=== Material to process ===

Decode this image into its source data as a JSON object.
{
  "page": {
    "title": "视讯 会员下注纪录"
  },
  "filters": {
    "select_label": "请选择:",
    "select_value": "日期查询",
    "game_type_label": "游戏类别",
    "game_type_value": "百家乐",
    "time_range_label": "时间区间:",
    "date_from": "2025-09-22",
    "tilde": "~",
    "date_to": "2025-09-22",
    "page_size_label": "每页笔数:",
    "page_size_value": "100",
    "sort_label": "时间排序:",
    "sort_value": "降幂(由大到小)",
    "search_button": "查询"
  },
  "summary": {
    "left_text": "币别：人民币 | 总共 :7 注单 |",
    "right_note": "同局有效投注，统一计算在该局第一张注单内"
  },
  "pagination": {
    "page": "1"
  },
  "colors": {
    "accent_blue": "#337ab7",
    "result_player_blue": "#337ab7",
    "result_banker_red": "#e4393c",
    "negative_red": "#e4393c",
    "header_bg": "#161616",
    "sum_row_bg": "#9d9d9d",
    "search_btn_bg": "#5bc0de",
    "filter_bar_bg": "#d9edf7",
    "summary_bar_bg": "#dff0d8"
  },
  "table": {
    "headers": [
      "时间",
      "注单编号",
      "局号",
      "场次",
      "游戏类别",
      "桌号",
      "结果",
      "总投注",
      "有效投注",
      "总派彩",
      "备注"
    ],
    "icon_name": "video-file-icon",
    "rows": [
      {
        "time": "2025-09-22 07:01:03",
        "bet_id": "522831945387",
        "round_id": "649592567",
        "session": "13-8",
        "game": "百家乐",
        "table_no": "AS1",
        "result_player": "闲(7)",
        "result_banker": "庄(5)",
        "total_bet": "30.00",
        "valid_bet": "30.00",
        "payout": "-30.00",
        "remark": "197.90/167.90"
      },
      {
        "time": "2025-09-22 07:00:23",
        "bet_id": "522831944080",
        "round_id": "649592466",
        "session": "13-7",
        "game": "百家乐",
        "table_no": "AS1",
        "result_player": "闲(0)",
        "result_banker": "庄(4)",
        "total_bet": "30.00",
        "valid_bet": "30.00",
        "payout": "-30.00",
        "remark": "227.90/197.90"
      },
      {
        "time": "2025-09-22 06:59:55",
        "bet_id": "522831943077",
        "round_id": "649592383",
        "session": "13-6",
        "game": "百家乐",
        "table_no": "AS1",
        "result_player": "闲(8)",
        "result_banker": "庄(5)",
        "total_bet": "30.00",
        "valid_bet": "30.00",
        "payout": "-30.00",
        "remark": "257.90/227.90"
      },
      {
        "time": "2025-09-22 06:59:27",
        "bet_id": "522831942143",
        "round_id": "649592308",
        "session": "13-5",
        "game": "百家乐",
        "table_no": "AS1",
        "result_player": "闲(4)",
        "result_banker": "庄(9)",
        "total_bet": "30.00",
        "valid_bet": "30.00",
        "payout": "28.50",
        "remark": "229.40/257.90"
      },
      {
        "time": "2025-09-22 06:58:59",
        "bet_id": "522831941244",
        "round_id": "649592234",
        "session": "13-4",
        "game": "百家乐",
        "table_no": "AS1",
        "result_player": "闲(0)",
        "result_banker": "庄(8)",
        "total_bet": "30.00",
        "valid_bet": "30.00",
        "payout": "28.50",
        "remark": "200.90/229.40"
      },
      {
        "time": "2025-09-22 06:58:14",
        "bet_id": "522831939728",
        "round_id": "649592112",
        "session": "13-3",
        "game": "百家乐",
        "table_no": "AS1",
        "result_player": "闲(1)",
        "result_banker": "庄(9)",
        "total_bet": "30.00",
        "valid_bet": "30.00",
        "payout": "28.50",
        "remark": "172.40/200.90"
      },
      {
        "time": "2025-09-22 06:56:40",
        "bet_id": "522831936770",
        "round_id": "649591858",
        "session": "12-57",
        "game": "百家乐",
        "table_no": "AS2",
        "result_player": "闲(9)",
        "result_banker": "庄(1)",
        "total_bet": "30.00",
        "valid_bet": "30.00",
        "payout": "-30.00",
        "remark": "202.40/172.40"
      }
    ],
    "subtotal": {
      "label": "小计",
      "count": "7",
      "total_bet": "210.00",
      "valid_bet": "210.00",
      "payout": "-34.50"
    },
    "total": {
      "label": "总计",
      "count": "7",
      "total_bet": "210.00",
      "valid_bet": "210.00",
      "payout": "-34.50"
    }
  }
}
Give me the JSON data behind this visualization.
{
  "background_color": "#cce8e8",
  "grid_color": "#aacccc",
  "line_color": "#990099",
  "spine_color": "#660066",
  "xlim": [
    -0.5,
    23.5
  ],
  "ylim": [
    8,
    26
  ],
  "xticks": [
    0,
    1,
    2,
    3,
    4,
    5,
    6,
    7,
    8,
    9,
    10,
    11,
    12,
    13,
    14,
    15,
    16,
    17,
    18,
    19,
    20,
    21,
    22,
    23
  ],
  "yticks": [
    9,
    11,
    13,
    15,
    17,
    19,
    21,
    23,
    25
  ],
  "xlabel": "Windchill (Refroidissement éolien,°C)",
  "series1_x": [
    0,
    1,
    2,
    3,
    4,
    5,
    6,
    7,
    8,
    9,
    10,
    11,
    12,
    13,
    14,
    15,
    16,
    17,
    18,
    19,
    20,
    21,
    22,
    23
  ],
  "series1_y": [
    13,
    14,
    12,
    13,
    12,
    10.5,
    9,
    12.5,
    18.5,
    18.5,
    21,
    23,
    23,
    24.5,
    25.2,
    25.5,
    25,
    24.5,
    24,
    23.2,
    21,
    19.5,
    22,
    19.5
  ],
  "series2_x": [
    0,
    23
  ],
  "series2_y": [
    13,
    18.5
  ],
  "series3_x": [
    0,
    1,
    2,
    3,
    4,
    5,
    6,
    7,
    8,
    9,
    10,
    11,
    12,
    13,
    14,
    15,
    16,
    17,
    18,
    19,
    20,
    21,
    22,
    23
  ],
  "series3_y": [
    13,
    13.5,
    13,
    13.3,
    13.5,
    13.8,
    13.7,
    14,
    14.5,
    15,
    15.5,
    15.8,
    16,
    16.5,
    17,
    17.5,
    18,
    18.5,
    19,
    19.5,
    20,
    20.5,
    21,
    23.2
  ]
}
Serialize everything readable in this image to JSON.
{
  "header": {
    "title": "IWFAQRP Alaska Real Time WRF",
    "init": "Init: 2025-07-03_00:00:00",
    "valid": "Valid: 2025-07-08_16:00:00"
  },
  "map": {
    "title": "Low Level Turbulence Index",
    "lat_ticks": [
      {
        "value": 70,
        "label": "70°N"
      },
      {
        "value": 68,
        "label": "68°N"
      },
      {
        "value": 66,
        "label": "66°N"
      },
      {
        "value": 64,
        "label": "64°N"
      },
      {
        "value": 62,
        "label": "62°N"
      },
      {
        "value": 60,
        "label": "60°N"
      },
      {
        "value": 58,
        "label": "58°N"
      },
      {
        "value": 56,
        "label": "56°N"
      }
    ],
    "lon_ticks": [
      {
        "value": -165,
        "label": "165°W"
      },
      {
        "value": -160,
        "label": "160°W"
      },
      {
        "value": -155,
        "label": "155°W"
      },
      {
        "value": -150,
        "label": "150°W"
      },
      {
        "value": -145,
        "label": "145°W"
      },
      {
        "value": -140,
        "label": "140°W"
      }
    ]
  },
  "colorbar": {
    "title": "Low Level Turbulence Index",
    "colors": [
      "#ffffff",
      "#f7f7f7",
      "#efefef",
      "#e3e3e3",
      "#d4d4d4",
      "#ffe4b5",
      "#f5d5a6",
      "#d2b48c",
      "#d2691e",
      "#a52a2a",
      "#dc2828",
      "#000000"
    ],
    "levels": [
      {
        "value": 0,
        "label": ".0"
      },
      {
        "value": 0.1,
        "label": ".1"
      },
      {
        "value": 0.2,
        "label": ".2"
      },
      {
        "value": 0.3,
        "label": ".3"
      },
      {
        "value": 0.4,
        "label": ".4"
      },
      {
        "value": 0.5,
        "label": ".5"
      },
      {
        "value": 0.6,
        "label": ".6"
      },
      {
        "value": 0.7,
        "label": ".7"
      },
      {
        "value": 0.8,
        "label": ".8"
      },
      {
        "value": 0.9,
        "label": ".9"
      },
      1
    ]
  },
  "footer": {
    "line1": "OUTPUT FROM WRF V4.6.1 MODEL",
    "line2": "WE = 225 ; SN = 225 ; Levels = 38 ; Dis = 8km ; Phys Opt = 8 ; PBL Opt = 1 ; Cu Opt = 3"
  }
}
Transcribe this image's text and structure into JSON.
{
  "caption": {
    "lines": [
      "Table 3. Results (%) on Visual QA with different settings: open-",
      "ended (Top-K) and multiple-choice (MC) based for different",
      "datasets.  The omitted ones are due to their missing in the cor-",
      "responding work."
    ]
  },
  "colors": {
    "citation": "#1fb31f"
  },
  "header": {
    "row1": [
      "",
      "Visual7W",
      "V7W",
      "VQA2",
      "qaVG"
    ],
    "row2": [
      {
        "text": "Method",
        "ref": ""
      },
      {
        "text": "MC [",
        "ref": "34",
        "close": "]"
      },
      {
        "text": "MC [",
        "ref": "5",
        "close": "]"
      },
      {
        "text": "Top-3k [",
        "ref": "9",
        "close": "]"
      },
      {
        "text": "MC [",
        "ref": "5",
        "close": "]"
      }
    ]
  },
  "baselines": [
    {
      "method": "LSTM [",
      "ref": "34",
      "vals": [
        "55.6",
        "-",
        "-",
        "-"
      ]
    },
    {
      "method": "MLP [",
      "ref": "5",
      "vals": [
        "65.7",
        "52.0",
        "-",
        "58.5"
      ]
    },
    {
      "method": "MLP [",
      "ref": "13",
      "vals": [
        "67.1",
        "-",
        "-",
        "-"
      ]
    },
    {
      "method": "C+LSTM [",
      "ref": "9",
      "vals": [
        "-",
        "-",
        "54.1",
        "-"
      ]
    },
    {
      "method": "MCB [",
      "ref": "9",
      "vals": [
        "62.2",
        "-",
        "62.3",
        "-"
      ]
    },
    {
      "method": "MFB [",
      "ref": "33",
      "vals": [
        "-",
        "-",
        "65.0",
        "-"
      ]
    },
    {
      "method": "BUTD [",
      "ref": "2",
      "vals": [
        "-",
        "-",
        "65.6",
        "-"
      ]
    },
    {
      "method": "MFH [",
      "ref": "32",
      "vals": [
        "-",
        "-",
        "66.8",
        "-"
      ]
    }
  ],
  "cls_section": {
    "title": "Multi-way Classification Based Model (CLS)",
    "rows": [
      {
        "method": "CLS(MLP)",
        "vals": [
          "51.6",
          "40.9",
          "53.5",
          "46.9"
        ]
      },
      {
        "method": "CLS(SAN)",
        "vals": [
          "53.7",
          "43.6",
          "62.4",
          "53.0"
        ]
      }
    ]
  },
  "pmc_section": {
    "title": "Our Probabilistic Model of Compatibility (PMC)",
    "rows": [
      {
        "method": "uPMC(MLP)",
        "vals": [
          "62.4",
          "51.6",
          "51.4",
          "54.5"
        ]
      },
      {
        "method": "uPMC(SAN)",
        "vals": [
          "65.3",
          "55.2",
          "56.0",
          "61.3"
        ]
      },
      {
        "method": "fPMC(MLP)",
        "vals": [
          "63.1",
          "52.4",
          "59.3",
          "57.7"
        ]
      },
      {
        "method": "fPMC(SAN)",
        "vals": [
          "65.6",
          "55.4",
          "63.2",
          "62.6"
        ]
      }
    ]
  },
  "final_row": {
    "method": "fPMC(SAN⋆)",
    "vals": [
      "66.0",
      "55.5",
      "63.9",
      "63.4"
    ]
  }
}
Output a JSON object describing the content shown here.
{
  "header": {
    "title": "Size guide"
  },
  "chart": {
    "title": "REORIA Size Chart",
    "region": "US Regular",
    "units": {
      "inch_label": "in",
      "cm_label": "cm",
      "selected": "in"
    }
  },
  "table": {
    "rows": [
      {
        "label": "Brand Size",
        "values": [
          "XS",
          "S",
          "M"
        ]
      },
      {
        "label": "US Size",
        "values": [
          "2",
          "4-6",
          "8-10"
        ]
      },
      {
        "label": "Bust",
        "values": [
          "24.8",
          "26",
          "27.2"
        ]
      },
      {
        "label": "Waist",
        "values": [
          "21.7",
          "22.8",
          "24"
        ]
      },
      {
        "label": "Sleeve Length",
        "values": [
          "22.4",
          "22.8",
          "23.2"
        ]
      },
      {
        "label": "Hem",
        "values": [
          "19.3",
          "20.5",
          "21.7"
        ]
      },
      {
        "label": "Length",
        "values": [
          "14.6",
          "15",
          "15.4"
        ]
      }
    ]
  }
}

===

Count each line of the data where the word "into" appears, then reply with the total only.

2